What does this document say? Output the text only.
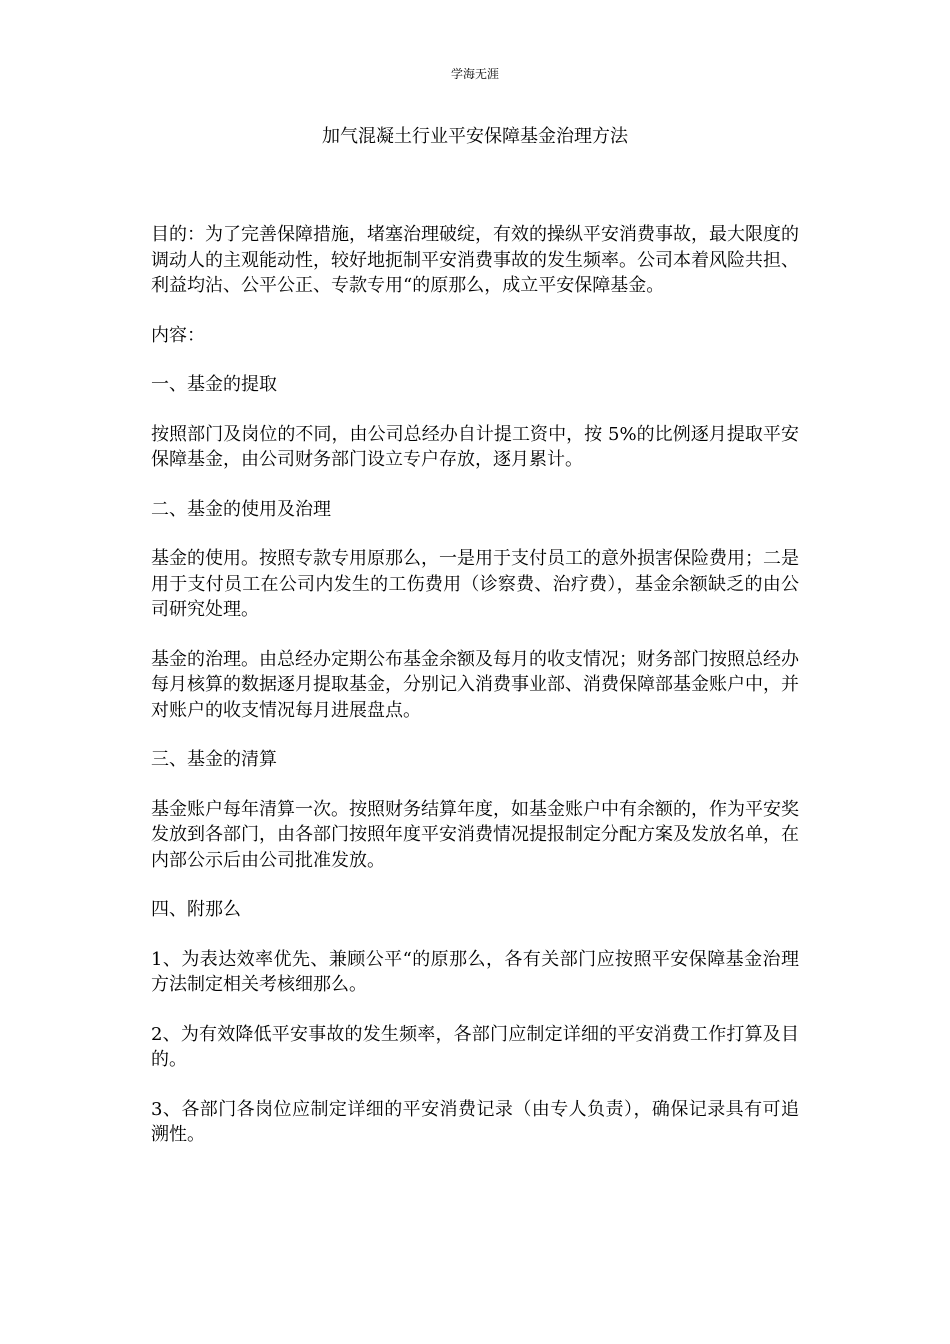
学海无涯
加气混凝土行业平安保障基金治理方法

目的：为了完善保障措施，堵塞治理破绽，有效的操纵平安消费事故，最大限度的调动人的主观能动性，较好地扼制平安消费事故的发生频率。公司本着风险共担、利益均沾、公平公正、专款专用“的原那么，成立平安保障基金。

内容：

一、基金的提取

按照部门及岗位的不同，由公司总经办自计提工资中，按 5%的比例逐月提取平安保障基金，由公司财务部门设立专户存放，逐月累计。

二、基金的使用及治理

基金的使用。按照专款专用原那么，一是用于支付员工的意外损害保险费用；二是用于支付员工在公司内发生的工伤费用（诊察费、治疗费），基金余额缺乏的由公司研究处理。

基金的治理。由总经办定期公布基金余额及每月的收支情况；财务部门按照总经办每月核算的数据逐月提取基金，分别记入消费事业部、消费保障部基金账户中，并对账户的收支情况每月进展盘点。

三、基金的清算

基金账户每年清算一次。按照财务结算年度，如基金账户中有余额的，作为平安奖发放到各部门，由各部门按照年度平安消费情况提报制定分配方案及发放名单，在内部公示后由公司批准发放。

四、附那么

1、为表达效率优先、兼顾公平“的原那么，各有关部门应按照平安保障基金治理方法制定相关考核细那么。

2、为有效降低平安事故的发生频率，各部门应制定详细的平安消费工作打算及目的。

3、各部门各岗位应制定详细的平安消费记录（由专人负责），确保记录具有可追溯性。
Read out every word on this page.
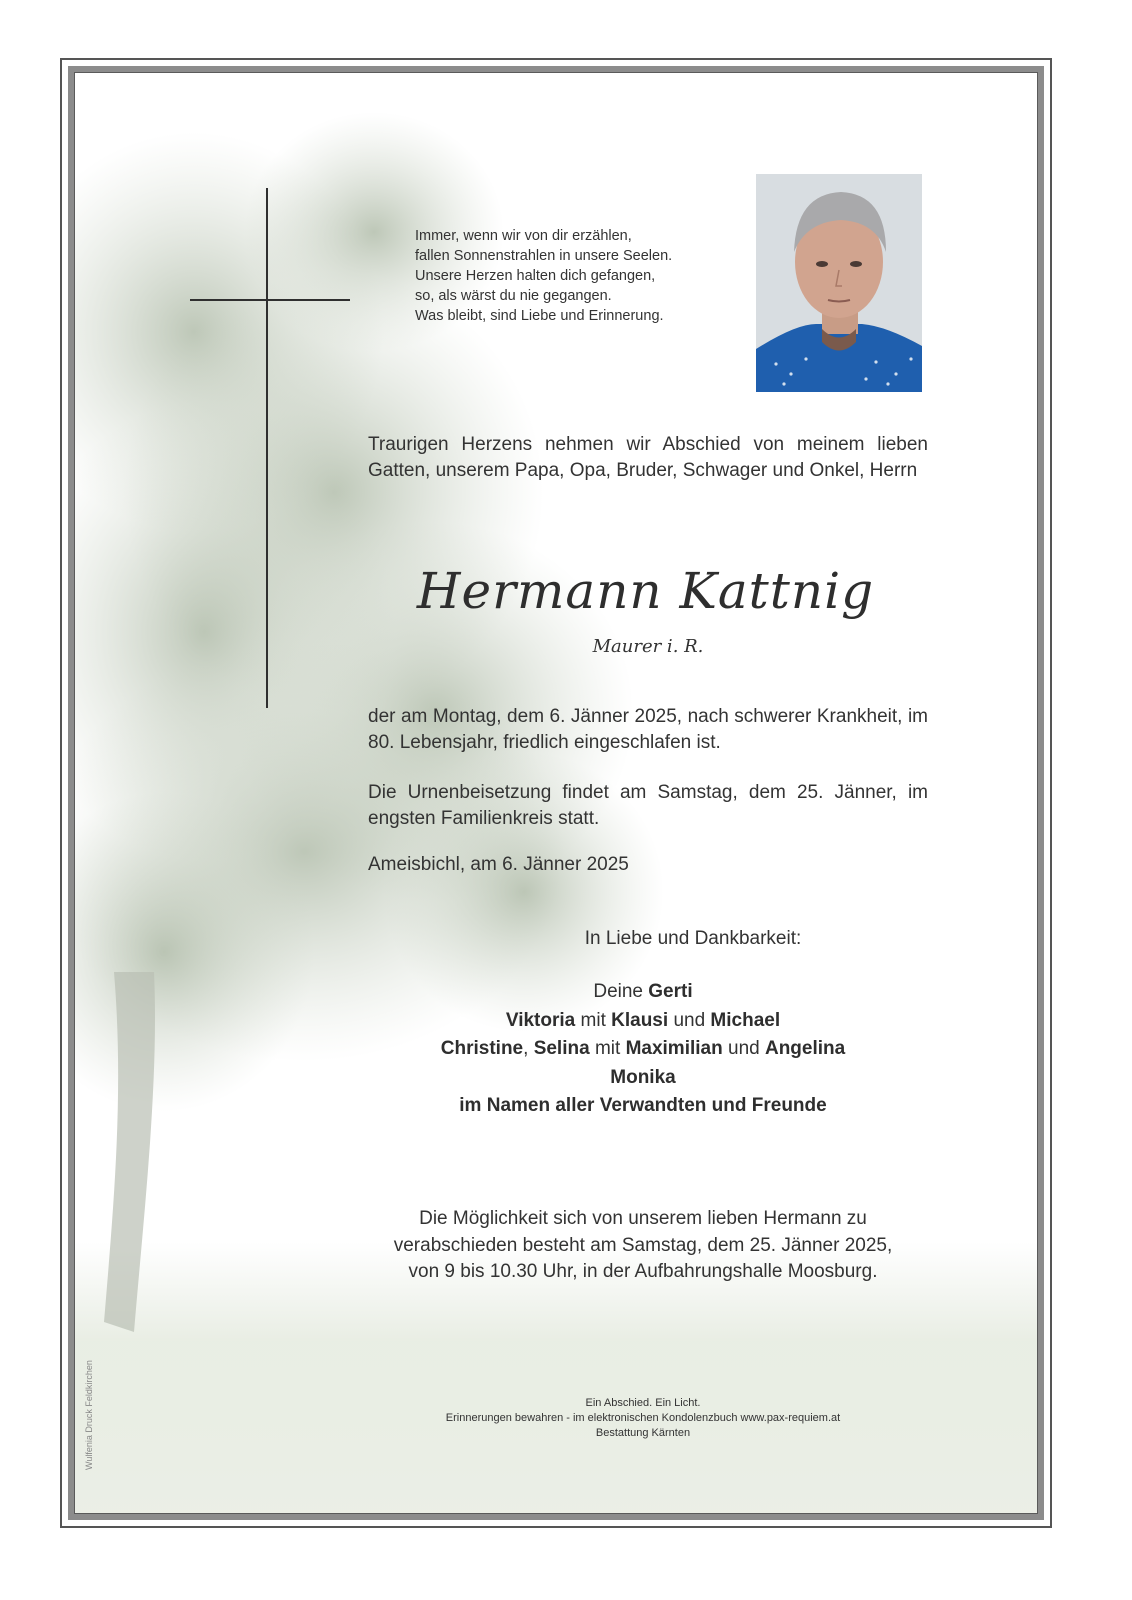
Immer, wenn wir von dir erzählen,
fallen Sonnenstrahlen in unsere Seelen.
Unsere Herzen halten dich gefangen,
so, als wärst du nie gegangen.
Was bleibt, sind Liebe und Erinnerung.
Traurigen Herzens nehmen wir Abschied von meinem lieben Gatten, unserem Papa, Opa, Bruder, Schwager und Onkel, Herrn
Hermann Kattnig
Maurer i. R.
der am Montag, dem 6. Jänner 2025, nach schwerer Krankheit, im 80. Lebensjahr, friedlich eingeschlafen ist.
Die Urnenbeisetzung findet am Samstag, dem 25. Jänner, im engsten Familienkreis statt.
Ameisbichl, am 6. Jänner 2025
In Liebe und Dankbarkeit:
Deine Gerti
Viktoria mit Klausi und Michael
Christine, Selina mit Maximilian und Angelina
Monika
im Namen aller Verwandten und Freunde
Die Möglichkeit sich von unserem lieben Hermann zu
verabschieden besteht am Samstag, dem 25. Jänner 2025,
von 9 bis 10.30 Uhr, in der Aufbahrungshalle Moosburg.
Ein Abschied. Ein Licht.
Erinnerungen bewahren - im elektronischen Kondolenzbuch www.pax-requiem.at
Bestattung Kärnten
Wulfenia Druck Feldkirchen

* _Stated task_:
Leave the pictures out and print the records above exactly as they stand.

* _Completed task_:
What does this document say? Output the text only.
学海无涯
加气混凝土行业平安保障基金治理方法

目的：为了完善保障措施，堵塞治理破绽，有效的操纵平安消费事故，最大限度的调动人的主观能动性，较好地扼制平安消费事故的发生频率。公司本着风险共担、利益均沾、公平公正、专款专用“的原那么，成立平安保障基金。

内容：

一、基金的提取

按照部门及岗位的不同，由公司总经办自计提工资中，按 5%的比例逐月提取平安保障基金，由公司财务部门设立专户存放，逐月累计。

二、基金的使用及治理

基金的使用。按照专款专用原那么，一是用于支付员工的意外损害保险费用；二是用于支付员工在公司内发生的工伤费用（诊察费、治疗费），基金余额缺乏的由公司研究处理。

基金的治理。由总经办定期公布基金余额及每月的收支情况；财务部门按照总经办每月核算的数据逐月提取基金，分别记入消费事业部、消费保障部基金账户中，并对账户的收支情况每月进展盘点。

三、基金的清算

基金账户每年清算一次。按照财务结算年度，如基金账户中有余额的，作为平安奖发放到各部门，由各部门按照年度平安消费情况提报制定分配方案及发放名单，在内部公示后由公司批准发放。

四、附那么

1、为表达效率优先、兼顾公平“的原那么，各有关部门应按照平安保障基金治理方法制定相关考核细那么。

2、为有效降低平安事故的发生频率，各部门应制定详细的平安消费工作打算及目的。

3、各部门各岗位应制定详细的平安消费记录（由专人负责），确保记录具有可追溯性。
Read out every word on this page.
Immer, wenn wir von dir erzählen,
fallen Sonnenstrahlen in unsere Seelen.
Unsere Herzen halten dich gefangen,
so, als wärst du nie gegangen.
Was bleibt, sind Liebe und Erinnerung.
Traurigen Herzens nehmen wir Abschied von meinem lieben Gatten, unserem Papa, Opa, Bruder, Schwager und Onkel, Herrn
Hermann Kattnig
Maurer i. R.
der am Montag, dem 6. Jänner 2025, nach schwerer Krankheit, im 80. Lebensjahr, friedlich eingeschlafen ist.
Die Urnenbeisetzung findet am Samstag, dem 25. Jänner, im engsten Familienkreis statt.
Ameisbichl, am 6. Jänner 2025
In Liebe und Dankbarkeit:
Deine Gerti
Viktoria mit Klausi und Michael
Christine, Selina mit Maximilian und Angelina
Monika
im Namen aller Verwandten und Freunde
Die Möglichkeit sich von unserem lieben Hermann zu
verabschieden besteht am Samstag, dem 25. Jänner 2025,
von 9 bis 10.30 Uhr, in der Aufbahrungshalle Moosburg.
Ein Abschied. Ein Licht.
Erinnerungen bewahren - im elektronischen Kondolenzbuch www.pax-requiem.at
Bestattung Kärnten
Wulfenia Druck Feldkirchen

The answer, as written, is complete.